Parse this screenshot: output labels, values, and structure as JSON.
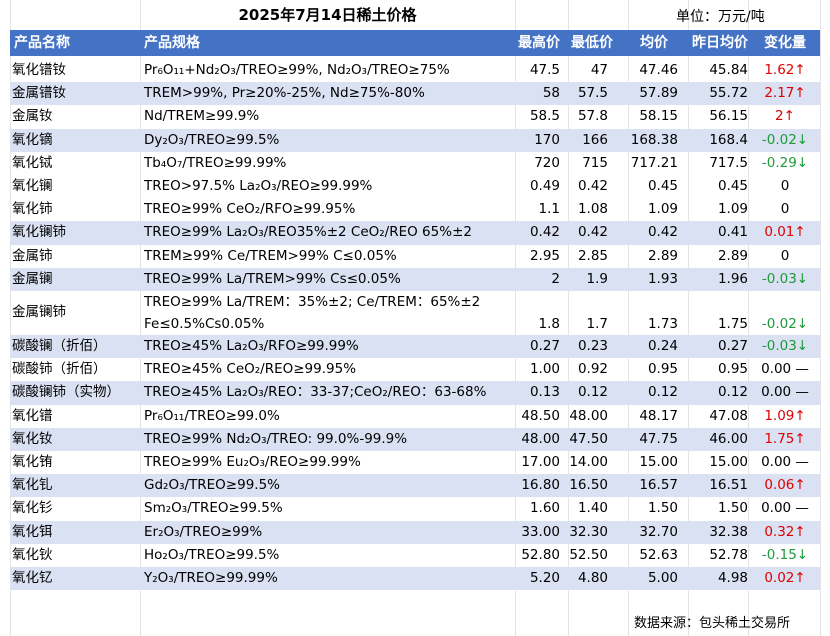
{
  "title": "2025年7月14日稀土价格",
  "unit": "单位：万元/吨",
  "columns": [
    "产品名称",
    "产品规格",
    "最高价",
    "最低价",
    "均价",
    "昨日均价",
    "变化量"
  ],
  "rows": [
    {
      "name": "氧化镨钕",
      "spec": "Pr₆O₁₁+Nd₂O₃/TREO≥99%, Nd₂O₃/TREO≥75%",
      "high": "47.5",
      "low": "47",
      "avg": "47.46",
      "prev": "45.84",
      "change": "1.62↑",
      "dir": "up"
    },
    {
      "name": "金属镨钕",
      "spec": "TREM>99%, Pr≥20%-25%, Nd≥75%-80%",
      "high": "58",
      "low": "57.5",
      "avg": "57.89",
      "prev": "55.72",
      "change": "2.17↑",
      "dir": "up"
    },
    {
      "name": "金属钕",
      "spec": "Nd/TREM≥99.9%",
      "high": "58.5",
      "low": "57.8",
      "avg": "58.15",
      "prev": "56.15",
      "change": "2↑",
      "dir": "up"
    },
    {
      "name": "氧化镝",
      "spec": "Dy₂O₃/TREO≥99.5%",
      "high": "170",
      "low": "166",
      "avg": "168.38",
      "prev": "168.4",
      "change": "-0.02↓",
      "dir": "down"
    },
    {
      "name": "氧化铽",
      "spec": "Tb₄O₇/TREO≥99.99%",
      "high": "720",
      "low": "715",
      "avg": "717.21",
      "prev": "717.5",
      "change": "-0.29↓",
      "dir": "down"
    },
    {
      "name": "氧化镧",
      "spec": "TREO>97.5% La₂O₃/REO≥99.99%",
      "high": "0.49",
      "low": "0.42",
      "avg": "0.45",
      "prev": "0.45",
      "change": "0",
      "dir": "flat"
    },
    {
      "name": "氧化铈",
      "spec": "TREO≥99% CeO₂/RFO≥99.95%",
      "high": "1.1",
      "low": "1.08",
      "avg": "1.09",
      "prev": "1.09",
      "change": "0",
      "dir": "flat"
    },
    {
      "name": "氧化镧铈",
      "spec": "TREO≥99% La₂O₃/REO35%±2 CeO₂/REO 65%±2",
      "high": "0.42",
      "low": "0.42",
      "avg": "0.42",
      "prev": "0.41",
      "change": "0.01↑",
      "dir": "up"
    },
    {
      "name": "金属铈",
      "spec": "TREM≥99% Ce/TREM>99% C≤0.05%",
      "high": "2.95",
      "low": "2.85",
      "avg": "2.89",
      "prev": "2.89",
      "change": "0",
      "dir": "flat"
    },
    {
      "name": "金属镧",
      "spec": "TREO≥99% La/TREM>99% Cs≤0.05%",
      "high": "2",
      "low": "1.9",
      "avg": "1.93",
      "prev": "1.96",
      "change": "-0.03↓",
      "dir": "down"
    },
    {
      "name": "金属镧铈",
      "spec": "TREO≥99% La/TREM：35%±2; Ce/TREM：65%±2",
      "spec2": "Fe≤0.5%Cs0.05%",
      "high": "1.8",
      "low": "1.7",
      "avg": "1.73",
      "prev": "1.75",
      "change": "-0.02↓",
      "dir": "down"
    },
    {
      "name": "碳酸镧（折佰）",
      "spec": "TREO≥45% La₂O₃/RFO≥99.99%",
      "high": "0.27",
      "low": "0.23",
      "avg": "0.24",
      "prev": "0.27",
      "change": "-0.03↓",
      "dir": "down"
    },
    {
      "name": "碳酸铈（折佰）",
      "spec": "TREO≥45% CeO₂/REO≥99.95%",
      "high": "1.00",
      "low": "0.92",
      "avg": "0.95",
      "prev": "0.95",
      "change": "0.00 —",
      "dir": "flat"
    },
    {
      "name": "碳酸镧铈（实物）",
      "spec": "TREO≥45% La₂O₃/REO：33-37;CeO₂/REO：63-68%",
      "high": "0.13",
      "low": "0.12",
      "avg": "0.12",
      "prev": "0.12",
      "change": "0.00 —",
      "dir": "flat"
    },
    {
      "name": "氧化镨",
      "spec": "Pr₆O₁₁/TREO≥99.0%",
      "high": "48.50",
      "low": "48.00",
      "avg": "48.17",
      "prev": "47.08",
      "change": "1.09↑",
      "dir": "up"
    },
    {
      "name": "氧化钕",
      "spec": "TREO≥99% Nd₂O₃/TREO: 99.0%-99.9%",
      "high": "48.00",
      "low": "47.50",
      "avg": "47.75",
      "prev": "46.00",
      "change": "1.75↑",
      "dir": "up"
    },
    {
      "name": "氧化铕",
      "spec": "TREO≥99% Eu₂O₃/REO≥99.99%",
      "high": "17.00",
      "low": "14.00",
      "avg": "15.00",
      "prev": "15.00",
      "change": "0.00 —",
      "dir": "flat"
    },
    {
      "name": "氧化钆",
      "spec": "Gd₂O₃/TREO≥99.5%",
      "high": "16.80",
      "low": "16.50",
      "avg": "16.57",
      "prev": "16.51",
      "change": "0.06↑",
      "dir": "up"
    },
    {
      "name": "氧化钐",
      "spec": "Sm₂O₃/TREO≥99.5%",
      "high": "1.60",
      "low": "1.40",
      "avg": "1.50",
      "prev": "1.50",
      "change": "0.00 —",
      "dir": "flat"
    },
    {
      "name": "氧化铒",
      "spec": "Er₂O₃/TREO≥99%",
      "high": "33.00",
      "low": "32.30",
      "avg": "32.70",
      "prev": "32.38",
      "change": "0.32↑",
      "dir": "up"
    },
    {
      "name": "氧化钬",
      "spec": "Ho₂O₃/TREO≥99.5%",
      "high": "52.80",
      "low": "52.50",
      "avg": "52.63",
      "prev": "52.78",
      "change": "-0.15↓",
      "dir": "down"
    },
    {
      "name": "氧化钇",
      "spec": "Y₂O₃/TREO≥99.99%",
      "high": "5.20",
      "low": "4.80",
      "avg": "5.00",
      "prev": "4.98",
      "change": "0.02↑",
      "dir": "up"
    }
  ],
  "footer": "数据来源：包头稀土交易所"
}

■ ■ ■ ■

WORK TO COMPLETE: Give back the entries verbatim. Do not include any picture.

EXERCISE SOLUTION:
Parse this screenshot: output labels, values, and structure as JSON.
{
  "title": "2025年7月14日稀土价格",
  "unit": "单位：万元/吨",
  "columns": [
    "产品名称",
    "产品规格",
    "最高价",
    "最低价",
    "均价",
    "昨日均价",
    "变化量"
  ],
  "rows": [
    {
      "name": "氧化镨钕",
      "spec": "Pr₆O₁₁+Nd₂O₃/TREO≥99%, Nd₂O₃/TREO≥75%",
      "high": "47.5",
      "low": "47",
      "avg": "47.46",
      "prev": "45.84",
      "change": "1.62↑",
      "dir": "up"
    },
    {
      "name": "金属镨钕",
      "spec": "TREM>99%, Pr≥20%-25%, Nd≥75%-80%",
      "high": "58",
      "low": "57.5",
      "avg": "57.89",
      "prev": "55.72",
      "change": "2.17↑",
      "dir": "up"
    },
    {
      "name": "金属钕",
      "spec": "Nd/TREM≥99.9%",
      "high": "58.5",
      "low": "57.8",
      "avg": "58.15",
      "prev": "56.15",
      "change": "2↑",
      "dir": "up"
    },
    {
      "name": "氧化镝",
      "spec": "Dy₂O₃/TREO≥99.5%",
      "high": "170",
      "low": "166",
      "avg": "168.38",
      "prev": "168.4",
      "change": "-0.02↓",
      "dir": "down"
    },
    {
      "name": "氧化铽",
      "spec": "Tb₄O₇/TREO≥99.99%",
      "high": "720",
      "low": "715",
      "avg": "717.21",
      "prev": "717.5",
      "change": "-0.29↓",
      "dir": "down"
    },
    {
      "name": "氧化镧",
      "spec": "TREO>97.5% La₂O₃/REO≥99.99%",
      "high": "0.49",
      "low": "0.42",
      "avg": "0.45",
      "prev": "0.45",
      "change": "0",
      "dir": "flat"
    },
    {
      "name": "氧化铈",
      "spec": "TREO≥99% CeO₂/RFO≥99.95%",
      "high": "1.1",
      "low": "1.08",
      "avg": "1.09",
      "prev": "1.09",
      "change": "0",
      "dir": "flat"
    },
    {
      "name": "氧化镧铈",
      "spec": "TREO≥99% La₂O₃/REO35%±2 CeO₂/REO 65%±2",
      "high": "0.42",
      "low": "0.42",
      "avg": "0.42",
      "prev": "0.41",
      "change": "0.01↑",
      "dir": "up"
    },
    {
      "name": "金属铈",
      "spec": "TREM≥99% Ce/TREM>99% C≤0.05%",
      "high": "2.95",
      "low": "2.85",
      "avg": "2.89",
      "prev": "2.89",
      "change": "0",
      "dir": "flat"
    },
    {
      "name": "金属镧",
      "spec": "TREO≥99% La/TREM>99% Cs≤0.05%",
      "high": "2",
      "low": "1.9",
      "avg": "1.93",
      "prev": "1.96",
      "change": "-0.03↓",
      "dir": "down"
    },
    {
      "name": "金属镧铈",
      "spec": "TREO≥99% La/TREM：35%±2; Ce/TREM：65%±2",
      "spec2": "Fe≤0.5%Cs0.05%",
      "high": "1.8",
      "low": "1.7",
      "avg": "1.73",
      "prev": "1.75",
      "change": "-0.02↓",
      "dir": "down"
    },
    {
      "name": "碳酸镧（折佰）",
      "spec": "TREO≥45% La₂O₃/RFO≥99.99%",
      "high": "0.27",
      "low": "0.23",
      "avg": "0.24",
      "prev": "0.27",
      "change": "-0.03↓",
      "dir": "down"
    },
    {
      "name": "碳酸铈（折佰）",
      "spec": "TREO≥45% CeO₂/REO≥99.95%",
      "high": "1.00",
      "low": "0.92",
      "avg": "0.95",
      "prev": "0.95",
      "change": "0.00 —",
      "dir": "flat"
    },
    {
      "name": "碳酸镧铈（实物）",
      "spec": "TREO≥45% La₂O₃/REO：33-37;CeO₂/REO：63-68%",
      "high": "0.13",
      "low": "0.12",
      "avg": "0.12",
      "prev": "0.12",
      "change": "0.00 —",
      "dir": "flat"
    },
    {
      "name": "氧化镨",
      "spec": "Pr₆O₁₁/TREO≥99.0%",
      "high": "48.50",
      "low": "48.00",
      "avg": "48.17",
      "prev": "47.08",
      "change": "1.09↑",
      "dir": "up"
    },
    {
      "name": "氧化钕",
      "spec": "TREO≥99% Nd₂O₃/TREO: 99.0%-99.9%",
      "high": "48.00",
      "low": "47.50",
      "avg": "47.75",
      "prev": "46.00",
      "change": "1.75↑",
      "dir": "up"
    },
    {
      "name": "氧化铕",
      "spec": "TREO≥99% Eu₂O₃/REO≥99.99%",
      "high": "17.00",
      "low": "14.00",
      "avg": "15.00",
      "prev": "15.00",
      "change": "0.00 —",
      "dir": "flat"
    },
    {
      "name": "氧化钆",
      "spec": "Gd₂O₃/TREO≥99.5%",
      "high": "16.80",
      "low": "16.50",
      "avg": "16.57",
      "prev": "16.51",
      "change": "0.06↑",
      "dir": "up"
    },
    {
      "name": "氧化钐",
      "spec": "Sm₂O₃/TREO≥99.5%",
      "high": "1.60",
      "low": "1.40",
      "avg": "1.50",
      "prev": "1.50",
      "change": "0.00 —",
      "dir": "flat"
    },
    {
      "name": "氧化铒",
      "spec": "Er₂O₃/TREO≥99%",
      "high": "33.00",
      "low": "32.30",
      "avg": "32.70",
      "prev": "32.38",
      "change": "0.32↑",
      "dir": "up"
    },
    {
      "name": "氧化钬",
      "spec": "Ho₂O₃/TREO≥99.5%",
      "high": "52.80",
      "low": "52.50",
      "avg": "52.63",
      "prev": "52.78",
      "change": "-0.15↓",
      "dir": "down"
    },
    {
      "name": "氧化钇",
      "spec": "Y₂O₃/TREO≥99.99%",
      "high": "5.20",
      "low": "4.80",
      "avg": "5.00",
      "prev": "4.98",
      "change": "0.02↑",
      "dir": "up"
    }
  ],
  "footer": "数据来源：包头稀土交易所"
}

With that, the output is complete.